===== Excerpted passage =====

We could distinguish a provision that says a state shall not deny the equality of the protection of the laws. That sort of provision would require only equality, not protection. But a requirement to supply equal protection is a requirement to supply protection.

For more, see here at 16-17.
4.2.2008 4:31pm
Dave Hardy (mail) (www):
It may be consistent with regard to State action, but the consistency as to incorporation seems doubtful.
4.2.2008 4:42pm
Hans Bader (mail):
True. The Court was wrong to reject incorporation. In saying the Court was correct, I was speaking about the equal protection clause, and the scope of Congress's enforcement power under Section 5, not incorporation.

As the Supreme Court's decision in DeShaney makes clear, there is no constitutional "requirement to supply protection." Thus, equal protection only means protection must be supplied if it would have been supplied to members of a different race -- and the defendant in any prosecution or civil suit alleging such a failure would have to be a state official, not a private party (unless the private party was acting in cahoots with the state official, as alleged in the Addickes v. S.H. Kress Co. case).
4.2.2008 4:52pm
Chris 24601 (mail):
"As the Supreme Court's decision in DeShaney makes clear, there is no constitutional 'requirement to supply protection.'"

=====

| Objective A |
How would you restate the paragraph in the equal protection discussion that begins "As the Supreme Court's decision in DeShaney" more briefly while keeping its main facts?
| Objective B |
Answer these questions from the equal protection discussion:
(i) In the opening paragraph, what kind of provision would require only equality, not protection?
(ii) According to Hans Bader, what was the Court wrong to reject?
(iii) Which case is cited for a private party allegedly acting in cahoots with a state official?
The material after this point is separate from the equal protection discussion.

===== Recorded information =====

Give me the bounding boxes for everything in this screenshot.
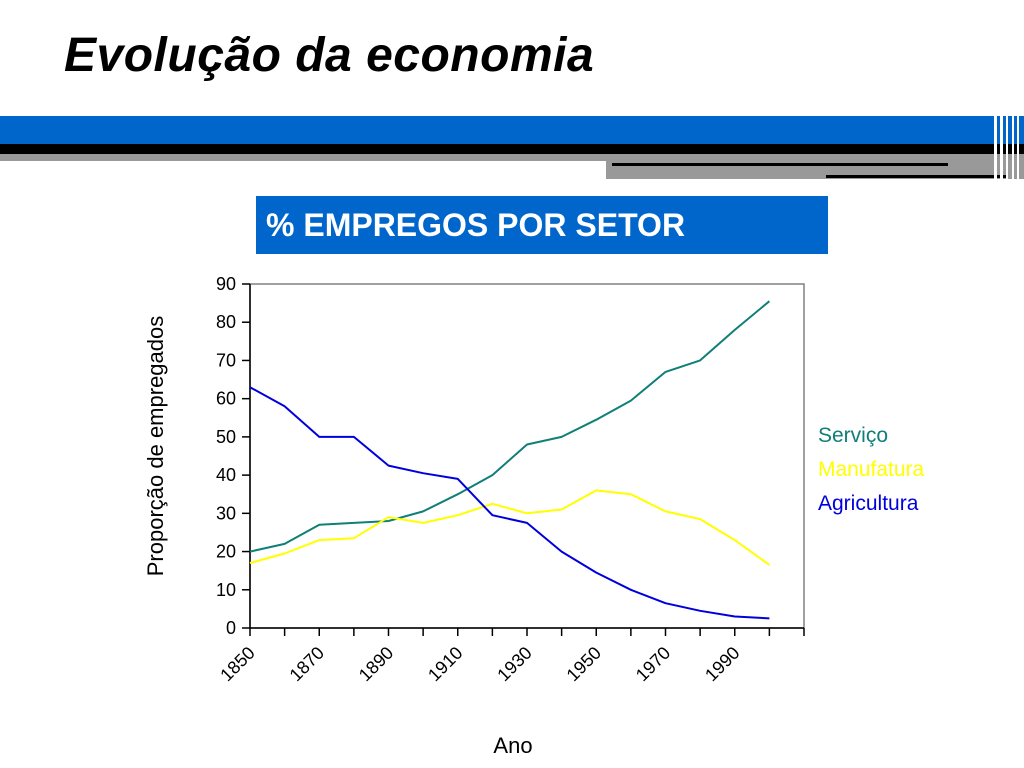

=====

| Worked answer A |
DeShaney shows there is no constitutional requirement to supply protection. Equal protection therefore means only that protection must be supplied if it would have been supplied to members of a different race. A defendant in a prosecution or civil suit over such a failure would have to be a state official, not a private party, unless the private party was acting in cahoots with the state official, as alleged in Addickes v. S.H. Kress Co.

| Worked answer B |
(i) A provision saying a state shall not deny the equality of the protection of the laws.
(ii) Incorporation.
(iii) Addickes v. S.H. Kress Co.